▶ [Aufgabenstellung]: Wiederhole sämtliche folgenden Zeilen wortgetreu. Lass die Bilder in deiner Antwort weg.

[Bildbasierte Layouteinträge]
/---
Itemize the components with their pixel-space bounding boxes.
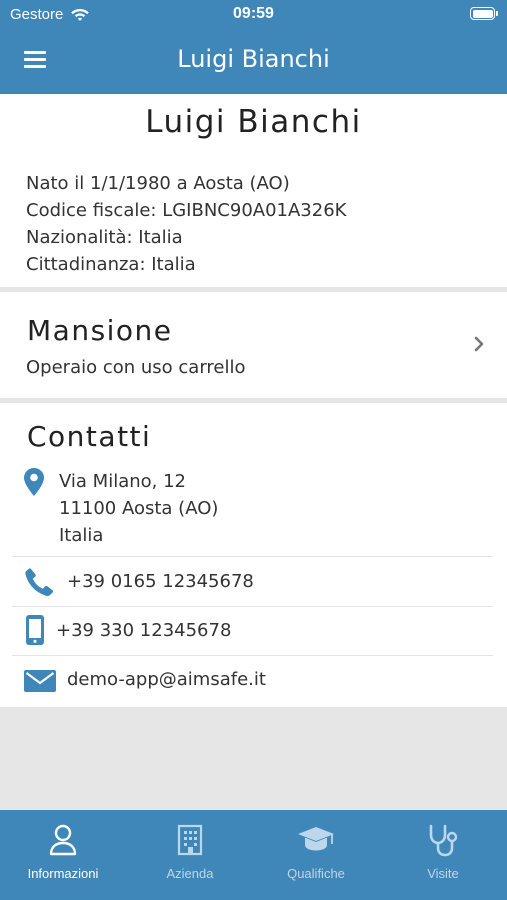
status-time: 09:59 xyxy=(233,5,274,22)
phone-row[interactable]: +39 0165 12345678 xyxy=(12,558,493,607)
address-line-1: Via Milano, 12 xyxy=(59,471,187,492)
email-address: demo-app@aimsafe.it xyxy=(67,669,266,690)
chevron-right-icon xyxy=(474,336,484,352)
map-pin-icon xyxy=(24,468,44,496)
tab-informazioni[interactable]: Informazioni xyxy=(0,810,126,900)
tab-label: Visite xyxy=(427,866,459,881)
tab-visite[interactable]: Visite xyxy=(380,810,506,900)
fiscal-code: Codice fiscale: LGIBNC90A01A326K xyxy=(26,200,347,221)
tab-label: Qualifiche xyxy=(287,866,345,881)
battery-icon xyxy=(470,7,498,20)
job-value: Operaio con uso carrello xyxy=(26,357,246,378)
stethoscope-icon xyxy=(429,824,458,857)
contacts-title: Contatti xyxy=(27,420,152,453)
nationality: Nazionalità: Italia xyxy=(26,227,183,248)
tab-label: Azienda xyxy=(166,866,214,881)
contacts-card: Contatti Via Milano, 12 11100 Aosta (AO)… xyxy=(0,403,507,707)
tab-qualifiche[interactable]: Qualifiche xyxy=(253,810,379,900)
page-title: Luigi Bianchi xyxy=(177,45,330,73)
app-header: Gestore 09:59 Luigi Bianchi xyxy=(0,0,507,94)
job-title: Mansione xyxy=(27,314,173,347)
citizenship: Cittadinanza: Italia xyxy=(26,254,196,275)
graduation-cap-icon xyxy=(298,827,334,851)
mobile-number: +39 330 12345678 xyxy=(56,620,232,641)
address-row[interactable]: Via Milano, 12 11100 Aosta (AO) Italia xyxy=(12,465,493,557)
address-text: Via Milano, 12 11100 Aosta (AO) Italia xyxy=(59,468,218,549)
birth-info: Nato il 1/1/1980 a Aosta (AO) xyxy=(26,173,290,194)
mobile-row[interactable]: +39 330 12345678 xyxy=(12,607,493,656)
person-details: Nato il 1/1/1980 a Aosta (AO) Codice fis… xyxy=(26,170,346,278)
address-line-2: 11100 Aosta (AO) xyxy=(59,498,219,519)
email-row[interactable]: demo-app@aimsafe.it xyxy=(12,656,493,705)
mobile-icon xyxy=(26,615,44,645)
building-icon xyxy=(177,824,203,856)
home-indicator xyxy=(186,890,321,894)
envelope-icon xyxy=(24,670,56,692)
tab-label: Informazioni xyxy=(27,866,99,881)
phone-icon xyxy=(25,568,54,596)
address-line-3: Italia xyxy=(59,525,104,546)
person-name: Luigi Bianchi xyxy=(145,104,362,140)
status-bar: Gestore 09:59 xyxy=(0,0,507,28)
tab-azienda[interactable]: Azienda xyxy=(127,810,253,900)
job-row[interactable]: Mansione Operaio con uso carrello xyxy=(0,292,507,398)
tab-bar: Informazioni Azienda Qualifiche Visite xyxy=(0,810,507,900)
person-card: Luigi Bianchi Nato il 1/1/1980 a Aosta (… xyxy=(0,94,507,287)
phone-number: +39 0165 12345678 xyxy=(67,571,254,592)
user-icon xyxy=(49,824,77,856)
\---
▶ [Antwort]:
Itemize the components with their pixel-space bounding boxes.
status-time: 09:59 xyxy=(233,5,274,22)
phone-row[interactable]: +39 0165 12345678 xyxy=(12,558,493,607)
address-line-1: Via Milano, 12 xyxy=(59,471,187,492)
email-address: demo-app@aimsafe.it xyxy=(67,669,266,690)
chevron-right-icon xyxy=(474,336,484,352)
map-pin-icon xyxy=(24,468,44,496)
tab-informazioni[interactable]: Informazioni xyxy=(0,810,126,900)
tab-label: Visite xyxy=(427,866,459,881)
tab-visite[interactable]: Visite xyxy=(380,810,506,900)
fiscal-code: Codice fiscale: LGIBNC90A01A326K xyxy=(26,200,347,221)
tab-label: Qualifiche xyxy=(287,866,345,881)
battery-icon xyxy=(470,7,498,20)
job-value: Operaio con uso carrello xyxy=(26,357,246,378)
stethoscope-icon xyxy=(429,824,458,857)
contacts-title: Contatti xyxy=(27,420,152,453)
nationality: Nazionalità: Italia xyxy=(26,227,183,248)
tab-label: Azienda xyxy=(166,866,214,881)
contacts-card: Contatti Via Milano, 12 11100 Aosta (AO)… xyxy=(0,403,507,707)
tab-qualifiche[interactable]: Qualifiche xyxy=(253,810,379,900)
page-title: Luigi Bianchi xyxy=(177,45,330,73)
app-header: Gestore 09:59 Luigi Bianchi xyxy=(0,0,507,94)
job-title: Mansione xyxy=(27,314,173,347)
citizenship: Cittadinanza: Italia xyxy=(26,254,196,275)
graduation-cap-icon xyxy=(298,827,334,851)
mobile-number: +39 330 12345678 xyxy=(56,620,232,641)
address-row[interactable]: Via Milano, 12 11100 Aosta (AO) Italia xyxy=(12,465,493,557)
address-text: Via Milano, 12 11100 Aosta (AO) Italia xyxy=(59,468,218,549)
birth-info: Nato il 1/1/1980 a Aosta (AO) xyxy=(26,173,290,194)
mobile-row[interactable]: +39 330 12345678 xyxy=(12,607,493,656)
person-details: Nato il 1/1/1980 a Aosta (AO) Codice fis… xyxy=(26,170,346,278)
address-line-2: 11100 Aosta (AO) xyxy=(59,498,219,519)
email-row[interactable]: demo-app@aimsafe.it xyxy=(12,656,493,705)
mobile-icon xyxy=(26,615,44,645)
building-icon xyxy=(177,824,203,856)
home-indicator xyxy=(186,890,321,894)
envelope-icon xyxy=(24,670,56,692)
tab-label: Informazioni xyxy=(27,866,99,881)
phone-icon xyxy=(25,568,54,596)
address-line-3: Italia xyxy=(59,525,104,546)
person-name: Luigi Bianchi xyxy=(145,104,362,140)
status-bar: Gestore 09:59 xyxy=(0,0,507,28)
tab-azienda[interactable]: Azienda xyxy=(127,810,253,900)
job-row[interactable]: Mansione Operaio con uso carrello xyxy=(0,292,507,398)
tab-bar: Informazioni Azienda Qualifiche Visite xyxy=(0,810,507,900)
person-card: Luigi Bianchi Nato il 1/1/1980 a Aosta (… xyxy=(0,94,507,287)
phone-number: +39 0165 12345678 xyxy=(67,571,254,592)
user-icon xyxy=(49,824,77,856)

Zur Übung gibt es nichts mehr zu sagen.